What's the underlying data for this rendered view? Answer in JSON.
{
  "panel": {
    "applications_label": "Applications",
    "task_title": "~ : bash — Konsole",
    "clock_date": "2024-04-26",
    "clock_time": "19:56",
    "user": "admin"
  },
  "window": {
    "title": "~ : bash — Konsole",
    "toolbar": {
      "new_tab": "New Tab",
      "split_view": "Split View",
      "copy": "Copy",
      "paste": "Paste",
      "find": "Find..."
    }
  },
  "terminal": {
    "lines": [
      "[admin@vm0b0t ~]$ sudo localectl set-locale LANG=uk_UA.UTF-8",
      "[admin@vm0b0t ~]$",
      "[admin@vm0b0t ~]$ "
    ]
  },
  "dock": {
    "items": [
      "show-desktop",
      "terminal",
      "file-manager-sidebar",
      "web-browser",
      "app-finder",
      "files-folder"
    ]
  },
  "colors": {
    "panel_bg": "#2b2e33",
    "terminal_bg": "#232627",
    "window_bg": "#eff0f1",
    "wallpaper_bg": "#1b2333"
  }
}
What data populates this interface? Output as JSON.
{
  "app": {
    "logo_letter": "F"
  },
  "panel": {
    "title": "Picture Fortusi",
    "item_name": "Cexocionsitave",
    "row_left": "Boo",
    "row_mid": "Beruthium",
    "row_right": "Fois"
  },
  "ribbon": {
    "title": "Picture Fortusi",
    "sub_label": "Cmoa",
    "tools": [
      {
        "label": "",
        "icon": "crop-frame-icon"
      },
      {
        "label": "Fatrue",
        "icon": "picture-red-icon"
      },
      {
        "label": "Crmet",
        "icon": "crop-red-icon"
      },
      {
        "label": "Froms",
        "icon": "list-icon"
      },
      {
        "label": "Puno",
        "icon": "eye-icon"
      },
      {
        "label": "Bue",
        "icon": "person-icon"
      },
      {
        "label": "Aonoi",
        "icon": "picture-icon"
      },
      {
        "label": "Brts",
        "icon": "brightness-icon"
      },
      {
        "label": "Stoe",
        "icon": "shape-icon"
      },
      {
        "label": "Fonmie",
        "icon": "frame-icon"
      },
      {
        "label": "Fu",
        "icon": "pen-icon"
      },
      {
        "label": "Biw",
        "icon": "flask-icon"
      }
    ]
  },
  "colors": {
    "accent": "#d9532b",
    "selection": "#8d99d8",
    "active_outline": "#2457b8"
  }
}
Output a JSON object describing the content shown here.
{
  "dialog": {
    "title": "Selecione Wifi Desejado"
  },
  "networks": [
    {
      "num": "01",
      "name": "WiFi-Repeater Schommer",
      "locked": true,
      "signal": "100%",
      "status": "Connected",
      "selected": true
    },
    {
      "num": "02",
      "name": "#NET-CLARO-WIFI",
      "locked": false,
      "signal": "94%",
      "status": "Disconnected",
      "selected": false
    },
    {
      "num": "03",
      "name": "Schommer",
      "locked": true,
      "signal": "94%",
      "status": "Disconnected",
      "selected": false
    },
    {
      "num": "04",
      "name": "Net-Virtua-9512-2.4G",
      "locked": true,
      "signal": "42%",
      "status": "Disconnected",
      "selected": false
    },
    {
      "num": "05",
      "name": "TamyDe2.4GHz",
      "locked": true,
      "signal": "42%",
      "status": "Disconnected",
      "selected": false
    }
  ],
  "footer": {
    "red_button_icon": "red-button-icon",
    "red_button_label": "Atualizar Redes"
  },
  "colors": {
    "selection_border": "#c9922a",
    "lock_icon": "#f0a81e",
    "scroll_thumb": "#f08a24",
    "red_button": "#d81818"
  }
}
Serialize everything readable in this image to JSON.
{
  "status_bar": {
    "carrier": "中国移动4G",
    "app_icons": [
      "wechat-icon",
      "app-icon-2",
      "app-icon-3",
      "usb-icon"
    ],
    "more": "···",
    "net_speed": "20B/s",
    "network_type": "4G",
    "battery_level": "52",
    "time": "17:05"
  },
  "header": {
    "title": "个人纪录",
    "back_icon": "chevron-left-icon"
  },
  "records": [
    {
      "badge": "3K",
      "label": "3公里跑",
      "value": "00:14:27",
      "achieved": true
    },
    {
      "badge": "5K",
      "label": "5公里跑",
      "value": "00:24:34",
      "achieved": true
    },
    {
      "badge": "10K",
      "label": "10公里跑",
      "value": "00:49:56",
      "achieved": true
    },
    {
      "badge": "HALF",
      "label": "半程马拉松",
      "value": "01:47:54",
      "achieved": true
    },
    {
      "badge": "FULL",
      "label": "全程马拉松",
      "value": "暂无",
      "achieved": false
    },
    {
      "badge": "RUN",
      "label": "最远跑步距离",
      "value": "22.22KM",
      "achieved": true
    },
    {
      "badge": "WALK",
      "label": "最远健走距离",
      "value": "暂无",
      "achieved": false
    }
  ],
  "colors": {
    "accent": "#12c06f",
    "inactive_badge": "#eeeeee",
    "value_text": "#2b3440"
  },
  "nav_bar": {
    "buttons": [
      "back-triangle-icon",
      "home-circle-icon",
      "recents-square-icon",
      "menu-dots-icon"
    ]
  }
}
----------
The exercise – Output exactly the lines between the one containing "Serialize everything readable" and the final line above, both inclusive.

Written solution –
Serialize everything readable in this image to JSON.
{
  "status_bar": {
    "carrier": "中国移动4G",
    "app_icons": [
      "wechat-icon",
      "app-icon-2",
      "app-icon-3",
      "usb-icon"
    ],
    "more": "···",
    "net_speed": "20B/s",
    "network_type": "4G",
    "battery_level": "52",
    "time": "17:05"
  },
  "header": {
    "title": "个人纪录",
    "back_icon": "chevron-left-icon"
  },
  "records": [
    {
      "badge": "3K",
      "label": "3公里跑",
      "value": "00:14:27",
      "achieved": true
    },
    {
      "badge": "5K",
      "label": "5公里跑",
      "value": "00:24:34",
      "achieved": true
    },
    {
      "badge": "10K",
      "label": "10公里跑",
      "value": "00:49:56",
      "achieved": true
    },
    {
      "badge": "HALF",
      "label": "半程马拉松",
      "value": "01:47:54",
      "achieved": true
    },
    {
      "badge": "FULL",
      "label": "全程马拉松",
      "value": "暂无",
      "achieved": false
    },
    {
      "badge": "RUN",
      "label": "最远跑步距离",
      "value": "22.22KM",
      "achieved": true
    },
    {
      "badge": "WALK",
      "label": "最远健走距离",
      "value": "暂无",
      "achieved": false
    }
  ],
  "colors": {
    "accent": "#12c06f",
    "inactive_badge": "#eeeeee",
    "value_text": "#2b3440"
  },
  "nav_bar": {
    "buttons": [
      "back-triangle-icon",
      "home-circle-icon",
      "recents-square-icon",
      "menu-dots-icon"
    ]
  }
}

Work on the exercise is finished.